### Work to do:
Single out the lines of the material that contain "cinco" and copy them.

### Entries supplied:
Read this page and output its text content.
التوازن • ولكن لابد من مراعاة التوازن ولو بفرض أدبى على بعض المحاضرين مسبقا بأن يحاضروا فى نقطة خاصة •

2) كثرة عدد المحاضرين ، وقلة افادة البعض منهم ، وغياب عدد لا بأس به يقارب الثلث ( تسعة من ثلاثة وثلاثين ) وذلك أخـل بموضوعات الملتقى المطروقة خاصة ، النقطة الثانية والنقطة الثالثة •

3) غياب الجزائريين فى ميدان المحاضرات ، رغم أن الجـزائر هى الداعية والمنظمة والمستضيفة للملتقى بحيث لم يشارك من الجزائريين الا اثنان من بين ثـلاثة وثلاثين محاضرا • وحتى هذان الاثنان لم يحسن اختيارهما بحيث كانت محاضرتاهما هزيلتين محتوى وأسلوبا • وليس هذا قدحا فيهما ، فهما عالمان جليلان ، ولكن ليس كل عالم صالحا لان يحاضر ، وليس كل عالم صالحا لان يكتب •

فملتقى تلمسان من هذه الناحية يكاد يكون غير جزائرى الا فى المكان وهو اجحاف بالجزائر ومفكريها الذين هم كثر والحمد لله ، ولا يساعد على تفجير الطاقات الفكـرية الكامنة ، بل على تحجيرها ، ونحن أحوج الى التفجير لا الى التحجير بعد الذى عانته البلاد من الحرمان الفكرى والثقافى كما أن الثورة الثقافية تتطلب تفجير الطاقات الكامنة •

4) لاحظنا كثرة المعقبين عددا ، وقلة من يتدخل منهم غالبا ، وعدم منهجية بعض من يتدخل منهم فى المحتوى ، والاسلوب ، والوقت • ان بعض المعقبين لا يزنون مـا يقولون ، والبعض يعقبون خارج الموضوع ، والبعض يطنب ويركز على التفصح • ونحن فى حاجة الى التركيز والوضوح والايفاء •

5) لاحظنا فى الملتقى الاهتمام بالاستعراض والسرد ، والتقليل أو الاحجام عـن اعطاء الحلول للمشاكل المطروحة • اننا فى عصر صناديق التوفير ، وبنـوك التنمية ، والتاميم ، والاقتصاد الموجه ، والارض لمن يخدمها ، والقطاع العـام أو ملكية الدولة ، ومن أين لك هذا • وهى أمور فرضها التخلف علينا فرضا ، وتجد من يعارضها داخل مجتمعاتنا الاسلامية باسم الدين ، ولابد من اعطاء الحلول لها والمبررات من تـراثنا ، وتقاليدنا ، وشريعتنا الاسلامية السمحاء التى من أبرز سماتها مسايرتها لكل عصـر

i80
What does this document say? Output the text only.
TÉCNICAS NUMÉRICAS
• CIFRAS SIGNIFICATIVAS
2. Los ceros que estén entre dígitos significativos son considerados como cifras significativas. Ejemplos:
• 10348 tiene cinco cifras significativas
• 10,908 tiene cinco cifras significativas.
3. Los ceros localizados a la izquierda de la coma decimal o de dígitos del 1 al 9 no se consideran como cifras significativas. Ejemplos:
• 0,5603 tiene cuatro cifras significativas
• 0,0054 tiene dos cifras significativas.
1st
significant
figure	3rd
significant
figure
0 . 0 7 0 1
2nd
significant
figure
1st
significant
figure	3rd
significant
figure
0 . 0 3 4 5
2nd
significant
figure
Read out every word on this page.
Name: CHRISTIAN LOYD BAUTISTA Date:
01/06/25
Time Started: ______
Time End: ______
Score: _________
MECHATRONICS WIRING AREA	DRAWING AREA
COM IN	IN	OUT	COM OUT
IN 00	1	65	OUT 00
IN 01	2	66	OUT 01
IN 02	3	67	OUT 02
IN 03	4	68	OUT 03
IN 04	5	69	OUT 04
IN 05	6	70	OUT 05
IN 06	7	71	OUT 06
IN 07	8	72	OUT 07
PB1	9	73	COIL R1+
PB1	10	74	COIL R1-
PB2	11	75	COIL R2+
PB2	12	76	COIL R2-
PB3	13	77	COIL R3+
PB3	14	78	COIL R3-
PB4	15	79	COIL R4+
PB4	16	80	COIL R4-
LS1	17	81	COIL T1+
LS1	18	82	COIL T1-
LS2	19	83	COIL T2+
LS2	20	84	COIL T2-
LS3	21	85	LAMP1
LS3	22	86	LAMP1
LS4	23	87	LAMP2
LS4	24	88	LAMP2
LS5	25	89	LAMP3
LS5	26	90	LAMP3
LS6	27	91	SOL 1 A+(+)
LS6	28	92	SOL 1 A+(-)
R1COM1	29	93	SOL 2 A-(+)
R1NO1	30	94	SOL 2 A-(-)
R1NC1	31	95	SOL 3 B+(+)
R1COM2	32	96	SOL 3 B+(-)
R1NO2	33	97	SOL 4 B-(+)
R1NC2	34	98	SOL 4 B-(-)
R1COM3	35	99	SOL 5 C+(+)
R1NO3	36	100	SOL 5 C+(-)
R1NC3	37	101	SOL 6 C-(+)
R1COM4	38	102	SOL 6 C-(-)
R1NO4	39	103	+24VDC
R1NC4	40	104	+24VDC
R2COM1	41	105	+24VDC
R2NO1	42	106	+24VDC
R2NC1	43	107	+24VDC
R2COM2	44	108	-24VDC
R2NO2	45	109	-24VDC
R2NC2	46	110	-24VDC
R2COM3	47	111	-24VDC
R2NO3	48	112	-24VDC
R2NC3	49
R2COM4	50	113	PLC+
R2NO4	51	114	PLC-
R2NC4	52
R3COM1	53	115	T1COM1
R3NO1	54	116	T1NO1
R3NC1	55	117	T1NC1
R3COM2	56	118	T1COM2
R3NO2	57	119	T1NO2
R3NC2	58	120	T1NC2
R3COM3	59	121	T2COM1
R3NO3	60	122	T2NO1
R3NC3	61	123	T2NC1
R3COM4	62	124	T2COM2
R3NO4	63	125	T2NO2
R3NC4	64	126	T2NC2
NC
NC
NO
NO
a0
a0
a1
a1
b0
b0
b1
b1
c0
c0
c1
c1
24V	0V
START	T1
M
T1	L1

### Solved problem:
• 10348 tiene cinco cifras significativas
• 10,908 tiene cinco cifras significativas.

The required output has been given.